Entries provided:
——————

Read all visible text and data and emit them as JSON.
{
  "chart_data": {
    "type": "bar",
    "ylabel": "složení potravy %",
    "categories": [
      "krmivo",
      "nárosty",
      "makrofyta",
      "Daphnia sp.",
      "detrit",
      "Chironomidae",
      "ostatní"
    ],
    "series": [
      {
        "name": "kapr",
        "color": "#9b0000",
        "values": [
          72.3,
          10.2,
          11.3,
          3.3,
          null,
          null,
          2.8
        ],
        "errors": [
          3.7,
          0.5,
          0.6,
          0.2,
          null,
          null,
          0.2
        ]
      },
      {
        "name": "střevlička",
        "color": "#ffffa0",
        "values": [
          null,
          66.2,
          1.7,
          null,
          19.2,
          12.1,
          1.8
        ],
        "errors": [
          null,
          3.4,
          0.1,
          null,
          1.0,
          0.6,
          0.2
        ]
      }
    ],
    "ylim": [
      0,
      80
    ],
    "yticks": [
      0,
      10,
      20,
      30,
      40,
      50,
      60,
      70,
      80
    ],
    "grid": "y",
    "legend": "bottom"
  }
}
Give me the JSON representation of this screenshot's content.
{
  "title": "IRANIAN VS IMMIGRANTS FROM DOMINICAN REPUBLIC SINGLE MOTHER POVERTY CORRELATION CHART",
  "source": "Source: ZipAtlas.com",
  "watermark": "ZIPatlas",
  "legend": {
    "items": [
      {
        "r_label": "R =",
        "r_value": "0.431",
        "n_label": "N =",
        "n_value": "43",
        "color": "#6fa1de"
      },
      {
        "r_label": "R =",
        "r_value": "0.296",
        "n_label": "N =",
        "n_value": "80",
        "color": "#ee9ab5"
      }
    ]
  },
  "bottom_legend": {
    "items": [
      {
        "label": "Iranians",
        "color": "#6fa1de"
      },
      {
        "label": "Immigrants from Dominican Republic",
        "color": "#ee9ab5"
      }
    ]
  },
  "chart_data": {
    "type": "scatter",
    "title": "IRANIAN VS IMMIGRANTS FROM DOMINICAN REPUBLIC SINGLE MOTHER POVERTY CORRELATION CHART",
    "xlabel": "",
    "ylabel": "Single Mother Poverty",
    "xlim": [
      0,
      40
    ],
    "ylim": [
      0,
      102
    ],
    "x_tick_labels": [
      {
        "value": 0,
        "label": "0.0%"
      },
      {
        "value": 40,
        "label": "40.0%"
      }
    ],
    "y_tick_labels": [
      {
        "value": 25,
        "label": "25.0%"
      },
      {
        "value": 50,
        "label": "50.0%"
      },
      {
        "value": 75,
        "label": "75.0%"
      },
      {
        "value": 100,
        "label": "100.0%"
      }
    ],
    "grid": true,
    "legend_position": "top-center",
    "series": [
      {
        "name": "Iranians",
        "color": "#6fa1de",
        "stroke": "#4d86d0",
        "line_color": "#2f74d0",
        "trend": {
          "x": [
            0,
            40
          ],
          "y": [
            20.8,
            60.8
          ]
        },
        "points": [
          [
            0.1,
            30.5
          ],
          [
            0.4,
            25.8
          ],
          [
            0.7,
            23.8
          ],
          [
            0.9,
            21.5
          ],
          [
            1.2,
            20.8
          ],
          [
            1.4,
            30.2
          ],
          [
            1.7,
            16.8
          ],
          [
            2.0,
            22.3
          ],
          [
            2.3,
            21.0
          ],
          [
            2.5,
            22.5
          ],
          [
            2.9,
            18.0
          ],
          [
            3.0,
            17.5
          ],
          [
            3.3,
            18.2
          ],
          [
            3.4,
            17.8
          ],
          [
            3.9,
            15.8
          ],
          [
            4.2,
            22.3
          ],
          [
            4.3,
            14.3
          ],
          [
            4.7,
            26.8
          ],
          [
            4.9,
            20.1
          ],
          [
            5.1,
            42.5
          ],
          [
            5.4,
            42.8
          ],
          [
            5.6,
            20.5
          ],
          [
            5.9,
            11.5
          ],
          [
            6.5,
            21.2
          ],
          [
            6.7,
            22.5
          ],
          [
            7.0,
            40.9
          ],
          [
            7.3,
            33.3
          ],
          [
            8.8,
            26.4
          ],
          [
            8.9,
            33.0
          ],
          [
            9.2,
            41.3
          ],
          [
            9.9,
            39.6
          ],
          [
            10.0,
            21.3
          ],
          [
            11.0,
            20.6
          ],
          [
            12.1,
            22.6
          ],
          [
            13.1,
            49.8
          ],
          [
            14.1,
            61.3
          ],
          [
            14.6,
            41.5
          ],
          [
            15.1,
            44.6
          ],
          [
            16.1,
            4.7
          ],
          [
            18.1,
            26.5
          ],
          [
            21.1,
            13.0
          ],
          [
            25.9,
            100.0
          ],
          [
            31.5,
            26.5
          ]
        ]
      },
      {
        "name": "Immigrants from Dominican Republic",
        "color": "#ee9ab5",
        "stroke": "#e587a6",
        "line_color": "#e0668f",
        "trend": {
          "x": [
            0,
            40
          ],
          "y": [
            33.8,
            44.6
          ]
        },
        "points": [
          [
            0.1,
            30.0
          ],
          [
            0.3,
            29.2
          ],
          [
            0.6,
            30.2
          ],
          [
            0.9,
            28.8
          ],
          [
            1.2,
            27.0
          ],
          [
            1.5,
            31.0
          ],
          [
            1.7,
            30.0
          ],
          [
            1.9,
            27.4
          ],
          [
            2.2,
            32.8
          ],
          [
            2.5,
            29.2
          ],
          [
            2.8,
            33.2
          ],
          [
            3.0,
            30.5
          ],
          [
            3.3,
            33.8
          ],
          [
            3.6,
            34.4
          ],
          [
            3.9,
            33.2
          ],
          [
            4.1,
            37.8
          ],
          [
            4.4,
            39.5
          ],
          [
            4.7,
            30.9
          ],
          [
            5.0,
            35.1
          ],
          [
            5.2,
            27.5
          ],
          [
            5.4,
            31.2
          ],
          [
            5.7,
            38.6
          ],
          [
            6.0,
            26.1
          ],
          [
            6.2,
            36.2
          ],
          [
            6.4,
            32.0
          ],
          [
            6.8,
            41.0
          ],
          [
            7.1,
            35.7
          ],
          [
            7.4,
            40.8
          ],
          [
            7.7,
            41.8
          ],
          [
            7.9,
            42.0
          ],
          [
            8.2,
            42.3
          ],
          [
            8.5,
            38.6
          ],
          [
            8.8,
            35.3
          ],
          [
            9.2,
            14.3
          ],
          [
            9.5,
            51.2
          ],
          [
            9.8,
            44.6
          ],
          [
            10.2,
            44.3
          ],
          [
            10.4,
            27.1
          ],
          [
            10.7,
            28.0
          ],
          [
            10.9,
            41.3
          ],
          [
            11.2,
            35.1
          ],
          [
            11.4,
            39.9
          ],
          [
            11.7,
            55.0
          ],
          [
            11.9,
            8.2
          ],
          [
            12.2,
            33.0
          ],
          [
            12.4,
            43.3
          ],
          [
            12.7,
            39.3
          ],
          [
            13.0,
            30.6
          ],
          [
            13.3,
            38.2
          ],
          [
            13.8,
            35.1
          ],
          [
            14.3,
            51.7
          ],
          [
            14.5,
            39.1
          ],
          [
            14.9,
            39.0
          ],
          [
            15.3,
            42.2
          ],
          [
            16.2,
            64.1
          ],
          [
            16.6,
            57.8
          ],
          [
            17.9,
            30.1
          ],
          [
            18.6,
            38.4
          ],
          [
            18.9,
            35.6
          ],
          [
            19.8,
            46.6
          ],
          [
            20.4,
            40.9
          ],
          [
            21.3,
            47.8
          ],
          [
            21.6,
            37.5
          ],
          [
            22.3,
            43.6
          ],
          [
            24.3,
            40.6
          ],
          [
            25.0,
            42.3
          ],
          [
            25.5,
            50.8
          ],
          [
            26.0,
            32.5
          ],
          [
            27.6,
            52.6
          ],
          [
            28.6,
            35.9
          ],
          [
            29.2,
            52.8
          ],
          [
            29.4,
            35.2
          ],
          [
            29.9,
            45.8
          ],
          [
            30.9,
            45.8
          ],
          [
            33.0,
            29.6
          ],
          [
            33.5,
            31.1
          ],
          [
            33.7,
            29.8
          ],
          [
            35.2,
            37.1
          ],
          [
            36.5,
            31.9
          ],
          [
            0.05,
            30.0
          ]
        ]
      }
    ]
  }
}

——————

Requirements: Where a line of the entries contains the word "title", copy that line.

Task answer:
  "title": "IRANIAN VS IMMIGRANTS FROM DOMINICAN REPUBLIC SINGLE MOTHER POVERTY CORRELATION CHART",
    "title": "IRANIAN VS IMMIGRANTS FROM DOMINICAN REPUBLIC SINGLE MOTHER POVERTY CORRELATION CHART",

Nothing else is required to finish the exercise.